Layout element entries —
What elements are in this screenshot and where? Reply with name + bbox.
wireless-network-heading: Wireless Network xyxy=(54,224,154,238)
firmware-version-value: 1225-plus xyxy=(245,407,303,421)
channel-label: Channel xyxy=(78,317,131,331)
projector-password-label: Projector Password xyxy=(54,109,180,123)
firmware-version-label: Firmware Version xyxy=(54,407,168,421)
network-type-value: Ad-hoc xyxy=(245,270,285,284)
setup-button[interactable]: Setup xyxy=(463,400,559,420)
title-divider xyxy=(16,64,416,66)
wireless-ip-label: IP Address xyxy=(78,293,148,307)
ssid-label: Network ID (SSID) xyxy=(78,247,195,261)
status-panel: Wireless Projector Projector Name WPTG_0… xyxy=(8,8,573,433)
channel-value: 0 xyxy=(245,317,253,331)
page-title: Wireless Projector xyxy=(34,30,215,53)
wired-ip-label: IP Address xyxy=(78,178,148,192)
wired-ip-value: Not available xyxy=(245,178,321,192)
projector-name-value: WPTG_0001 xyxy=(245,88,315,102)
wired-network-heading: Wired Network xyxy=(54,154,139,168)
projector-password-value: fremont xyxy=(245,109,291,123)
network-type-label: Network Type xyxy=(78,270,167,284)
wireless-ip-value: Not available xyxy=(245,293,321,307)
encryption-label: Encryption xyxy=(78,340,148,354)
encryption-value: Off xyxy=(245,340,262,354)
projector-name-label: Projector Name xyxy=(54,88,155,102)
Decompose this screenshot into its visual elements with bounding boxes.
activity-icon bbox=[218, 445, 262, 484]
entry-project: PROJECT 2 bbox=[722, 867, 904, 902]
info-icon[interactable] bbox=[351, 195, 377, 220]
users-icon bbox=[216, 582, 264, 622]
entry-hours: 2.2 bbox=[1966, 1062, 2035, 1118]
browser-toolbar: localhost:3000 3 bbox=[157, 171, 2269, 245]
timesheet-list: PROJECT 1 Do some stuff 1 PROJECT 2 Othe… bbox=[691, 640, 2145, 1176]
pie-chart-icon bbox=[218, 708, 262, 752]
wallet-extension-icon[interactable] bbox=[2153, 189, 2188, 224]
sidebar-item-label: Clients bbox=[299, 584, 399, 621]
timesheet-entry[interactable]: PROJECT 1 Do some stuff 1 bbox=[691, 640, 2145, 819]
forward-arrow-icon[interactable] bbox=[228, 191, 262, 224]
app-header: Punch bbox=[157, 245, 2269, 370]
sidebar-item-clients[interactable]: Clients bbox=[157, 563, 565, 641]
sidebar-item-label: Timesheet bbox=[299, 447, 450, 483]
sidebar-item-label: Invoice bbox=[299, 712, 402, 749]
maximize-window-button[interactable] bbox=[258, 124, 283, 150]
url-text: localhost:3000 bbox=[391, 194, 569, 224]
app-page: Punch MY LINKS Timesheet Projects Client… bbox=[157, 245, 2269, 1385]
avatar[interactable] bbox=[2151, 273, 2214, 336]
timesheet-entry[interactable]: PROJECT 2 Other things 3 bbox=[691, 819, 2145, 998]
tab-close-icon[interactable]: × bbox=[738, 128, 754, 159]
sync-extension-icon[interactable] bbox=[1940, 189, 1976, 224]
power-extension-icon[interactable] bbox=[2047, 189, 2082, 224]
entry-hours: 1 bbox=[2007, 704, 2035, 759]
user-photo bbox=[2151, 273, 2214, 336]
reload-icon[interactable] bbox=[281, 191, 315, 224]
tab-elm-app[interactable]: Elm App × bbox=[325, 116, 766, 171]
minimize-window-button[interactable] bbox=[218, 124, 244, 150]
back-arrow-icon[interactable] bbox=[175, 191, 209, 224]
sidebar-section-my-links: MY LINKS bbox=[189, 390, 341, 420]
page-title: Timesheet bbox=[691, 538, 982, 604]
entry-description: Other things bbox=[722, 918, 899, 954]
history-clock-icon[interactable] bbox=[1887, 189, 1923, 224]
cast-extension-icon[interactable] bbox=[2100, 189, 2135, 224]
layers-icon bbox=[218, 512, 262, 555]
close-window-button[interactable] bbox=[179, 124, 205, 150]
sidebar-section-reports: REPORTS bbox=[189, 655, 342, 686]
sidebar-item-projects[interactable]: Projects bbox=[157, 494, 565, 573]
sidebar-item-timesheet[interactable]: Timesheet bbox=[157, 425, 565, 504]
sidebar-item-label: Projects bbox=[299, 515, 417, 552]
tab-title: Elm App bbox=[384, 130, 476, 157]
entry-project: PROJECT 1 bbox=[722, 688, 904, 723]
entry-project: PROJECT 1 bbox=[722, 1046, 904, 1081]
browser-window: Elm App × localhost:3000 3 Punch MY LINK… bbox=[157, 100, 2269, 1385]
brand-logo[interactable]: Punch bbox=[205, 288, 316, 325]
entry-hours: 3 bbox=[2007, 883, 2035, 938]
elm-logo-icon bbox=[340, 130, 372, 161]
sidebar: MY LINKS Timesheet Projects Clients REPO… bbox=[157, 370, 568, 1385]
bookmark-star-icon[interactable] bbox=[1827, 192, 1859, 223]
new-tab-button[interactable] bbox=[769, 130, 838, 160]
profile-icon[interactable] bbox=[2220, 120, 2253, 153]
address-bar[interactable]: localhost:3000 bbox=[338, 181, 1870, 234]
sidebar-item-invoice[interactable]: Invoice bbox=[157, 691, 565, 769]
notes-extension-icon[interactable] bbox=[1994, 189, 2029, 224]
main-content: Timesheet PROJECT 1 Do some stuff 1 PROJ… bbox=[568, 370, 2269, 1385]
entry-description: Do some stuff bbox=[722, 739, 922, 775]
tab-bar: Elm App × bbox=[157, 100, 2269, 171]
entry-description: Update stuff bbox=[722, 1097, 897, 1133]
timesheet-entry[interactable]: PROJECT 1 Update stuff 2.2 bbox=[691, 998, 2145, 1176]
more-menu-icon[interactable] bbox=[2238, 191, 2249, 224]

Goal of the exercise — Gather every line of the data above that contains the string "window" and copy each one out.

Written response —
maximize-window-button[interactable] bbox=[258, 124, 283, 150]
minimize-window-button[interactable] bbox=[218, 124, 244, 150]
close-window-button[interactable] bbox=[179, 124, 205, 150]
browser-window: Elm App × localhost:3000 3 Punch MY LINK… bbox=[157, 100, 2269, 1385]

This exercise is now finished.